#### Text block ####

Uh-huh. So if I have faith that I’m really 5’10", weigh 120 pounds, and am eternally 29–that’s reasonable, even though I only come up to my boyfriend’s shoulder, the label printed on my jeans says ‘36-32’, and I’m going through perimenopause?
Boy, I’d better sit down and believe really, really, really hard! Maybe all my cavities will go away, too!
So are the Roman Catholics wrong to claim the Pope is appointed by God?
Did the founder of the Mormon religion not meet an angel?
Are Christian Scientists correct in their beliefs?
These Christians disagree with you. So, for that matter, does Judaism. I repeat, how do you know that you are right and they are all wrong?
In particular, presumably you believed completely in Judaism. Now you don’t. Could you stop believing in your current religion?
(I could also ask, since I’ve read the Bible too; why is there such a difference in the actions of God between the Old and New Testament?)
Are you going to tell me that events like World War 2 were caused by Satan, or mankind having sinned?
How about natural disasters, which have killed millions?
What will happen to all the people who died before Jesus was born? Are they going to burn in Hell forever?
The Bible gives family trees which show that the world is approximately 4,000 years old.
Do you believe this?
If the Bible is not literal on this point, how do we know when it is literal?
That’s fine and I’m happy for you. But you seem to think there is some evidence you can share with the rest of us.
What is it?
[QUOTE]
*Originally posted by dreamer *
First musicguy, let me say thank you for your kind words. I’d like to ask you one question though. Why did you stop reading the bible, praying, and hanging out with other believers? Is is that there is a time limit in which God must reveal himself?
A time limit? No, I don’t think so. To be truthful, I stopped because I realized that I was to analytical to be content with just believing because others told me it was true.
[disclaimer: this is just my experience]
I went to church for about a year and a half. At first, I found it interesting. I especially liked the message about treating others well. After a while though, I noticed that every sermon somehow started focusing on how the church needed more money to do its good deeds. Was the money helping homeless kids or starving people? No, it turns out it was because the church was planning on doing a multi-million dollar expansion of their facilities. One might argue that this new facility would allow them to reach so many other people, but it seems to me that the money would have been so much better spent on directly helping people that needed it, not on an audio-visual library that could teach the bible with nifty new gadgets or a more impressive looking building. The people that attended this church already believed. How was any of this really helping the people that truly needed help. It turned me off in a big way.

#### Stored data ####

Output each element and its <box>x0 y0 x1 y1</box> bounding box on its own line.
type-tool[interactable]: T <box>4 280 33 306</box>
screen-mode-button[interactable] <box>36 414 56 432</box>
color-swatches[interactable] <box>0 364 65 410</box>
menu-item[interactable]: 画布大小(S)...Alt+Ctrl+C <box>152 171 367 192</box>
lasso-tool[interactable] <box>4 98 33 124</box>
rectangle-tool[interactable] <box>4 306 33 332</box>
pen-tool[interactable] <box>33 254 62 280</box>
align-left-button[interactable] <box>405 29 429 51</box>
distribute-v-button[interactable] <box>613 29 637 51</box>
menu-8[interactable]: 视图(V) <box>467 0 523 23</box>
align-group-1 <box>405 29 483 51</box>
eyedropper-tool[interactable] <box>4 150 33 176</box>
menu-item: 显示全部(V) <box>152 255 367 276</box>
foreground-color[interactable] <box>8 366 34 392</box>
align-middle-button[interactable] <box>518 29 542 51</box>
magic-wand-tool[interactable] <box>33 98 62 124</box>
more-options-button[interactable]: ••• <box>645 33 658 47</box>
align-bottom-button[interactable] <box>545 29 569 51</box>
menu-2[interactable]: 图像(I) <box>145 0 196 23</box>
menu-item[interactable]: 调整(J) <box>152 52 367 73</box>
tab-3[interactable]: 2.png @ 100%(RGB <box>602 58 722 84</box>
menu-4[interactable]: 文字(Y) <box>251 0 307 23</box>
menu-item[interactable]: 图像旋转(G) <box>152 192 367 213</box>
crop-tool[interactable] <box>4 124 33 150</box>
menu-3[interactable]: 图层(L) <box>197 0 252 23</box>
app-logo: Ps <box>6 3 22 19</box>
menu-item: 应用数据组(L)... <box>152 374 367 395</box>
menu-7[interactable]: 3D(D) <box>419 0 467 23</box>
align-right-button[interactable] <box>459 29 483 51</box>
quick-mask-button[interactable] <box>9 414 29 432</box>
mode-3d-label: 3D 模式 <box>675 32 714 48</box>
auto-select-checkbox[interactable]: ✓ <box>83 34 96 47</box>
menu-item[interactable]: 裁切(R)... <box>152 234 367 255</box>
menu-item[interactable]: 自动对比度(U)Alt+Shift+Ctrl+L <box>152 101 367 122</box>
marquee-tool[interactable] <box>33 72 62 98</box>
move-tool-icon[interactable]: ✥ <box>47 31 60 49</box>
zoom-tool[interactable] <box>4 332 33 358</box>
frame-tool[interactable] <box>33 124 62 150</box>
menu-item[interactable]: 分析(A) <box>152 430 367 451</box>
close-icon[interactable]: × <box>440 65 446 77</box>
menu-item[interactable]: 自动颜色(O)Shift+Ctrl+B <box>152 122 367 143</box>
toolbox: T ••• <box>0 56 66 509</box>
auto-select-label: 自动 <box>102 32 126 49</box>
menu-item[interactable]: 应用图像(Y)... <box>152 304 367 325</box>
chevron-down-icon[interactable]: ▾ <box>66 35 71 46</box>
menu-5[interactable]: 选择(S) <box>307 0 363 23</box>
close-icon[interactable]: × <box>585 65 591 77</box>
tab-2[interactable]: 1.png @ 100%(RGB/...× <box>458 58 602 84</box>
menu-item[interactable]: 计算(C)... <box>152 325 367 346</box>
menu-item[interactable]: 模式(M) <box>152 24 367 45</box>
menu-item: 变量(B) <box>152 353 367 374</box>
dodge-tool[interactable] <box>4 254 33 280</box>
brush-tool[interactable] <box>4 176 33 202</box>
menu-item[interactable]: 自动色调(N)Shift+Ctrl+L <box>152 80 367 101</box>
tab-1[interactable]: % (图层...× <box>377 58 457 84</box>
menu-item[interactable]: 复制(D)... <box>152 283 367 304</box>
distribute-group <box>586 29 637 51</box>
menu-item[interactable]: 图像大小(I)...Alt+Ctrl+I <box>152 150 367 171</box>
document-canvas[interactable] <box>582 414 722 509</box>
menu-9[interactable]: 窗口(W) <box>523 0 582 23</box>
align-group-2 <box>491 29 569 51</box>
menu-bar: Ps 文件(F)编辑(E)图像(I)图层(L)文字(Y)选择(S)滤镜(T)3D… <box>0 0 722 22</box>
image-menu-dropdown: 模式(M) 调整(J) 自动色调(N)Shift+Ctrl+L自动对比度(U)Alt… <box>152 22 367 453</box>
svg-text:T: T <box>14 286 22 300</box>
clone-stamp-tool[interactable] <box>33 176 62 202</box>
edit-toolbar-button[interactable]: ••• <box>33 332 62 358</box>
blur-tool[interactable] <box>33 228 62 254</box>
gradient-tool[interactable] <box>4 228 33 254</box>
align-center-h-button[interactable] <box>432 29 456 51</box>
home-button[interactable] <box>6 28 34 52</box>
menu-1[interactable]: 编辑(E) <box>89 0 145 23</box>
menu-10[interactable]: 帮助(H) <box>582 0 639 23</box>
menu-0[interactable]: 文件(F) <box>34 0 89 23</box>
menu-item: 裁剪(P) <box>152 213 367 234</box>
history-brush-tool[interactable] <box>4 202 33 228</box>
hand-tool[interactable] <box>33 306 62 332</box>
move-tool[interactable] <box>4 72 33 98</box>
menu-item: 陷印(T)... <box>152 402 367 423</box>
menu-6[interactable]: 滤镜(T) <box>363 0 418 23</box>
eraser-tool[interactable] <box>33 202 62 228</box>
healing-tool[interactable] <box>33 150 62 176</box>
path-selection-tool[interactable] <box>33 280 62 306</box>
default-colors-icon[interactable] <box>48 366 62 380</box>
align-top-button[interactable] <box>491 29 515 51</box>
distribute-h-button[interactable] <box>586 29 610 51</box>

####

- Task goal -
Continue the forum discussion about religious belief, picking up after its final sentence.

- Answer section -
But I didn’t ask God to come to me, I went to him in every way I knew how. I really wanted to be closer to him and let him know that in no uncertain terms. And even though my post implies that I only did this for a couple of months, the fact is that I spent quite a lot of time trying to increase my faith and understanding. At the end though, I really felt like I was talking to noone.
Not at all And your friendship is one thing that I don’t doubt exists.
But you can’t judge your experience on all churches by your one experience there. glee
How did my answering this question turn into your post?
~sigh~ Listen, I don’t know how many times I must say this but there is evidence to me, in my heart, in my soul, in me. I cannot prove it to you. I don’t have all the answers. I admit that! Anything I say here is going to be argued with and that’s okay, that’s why we’re here. I don’t know what I can say that would make that any more clear.
Can someone tell me how they know that what they believe is right? And prove to me that it is?
Let me just add that I have company coming into town for a week starting tomorrow and I will do my best to respond to all of you. Maybe not as quickly as I have been, but I will do my best to keep up :).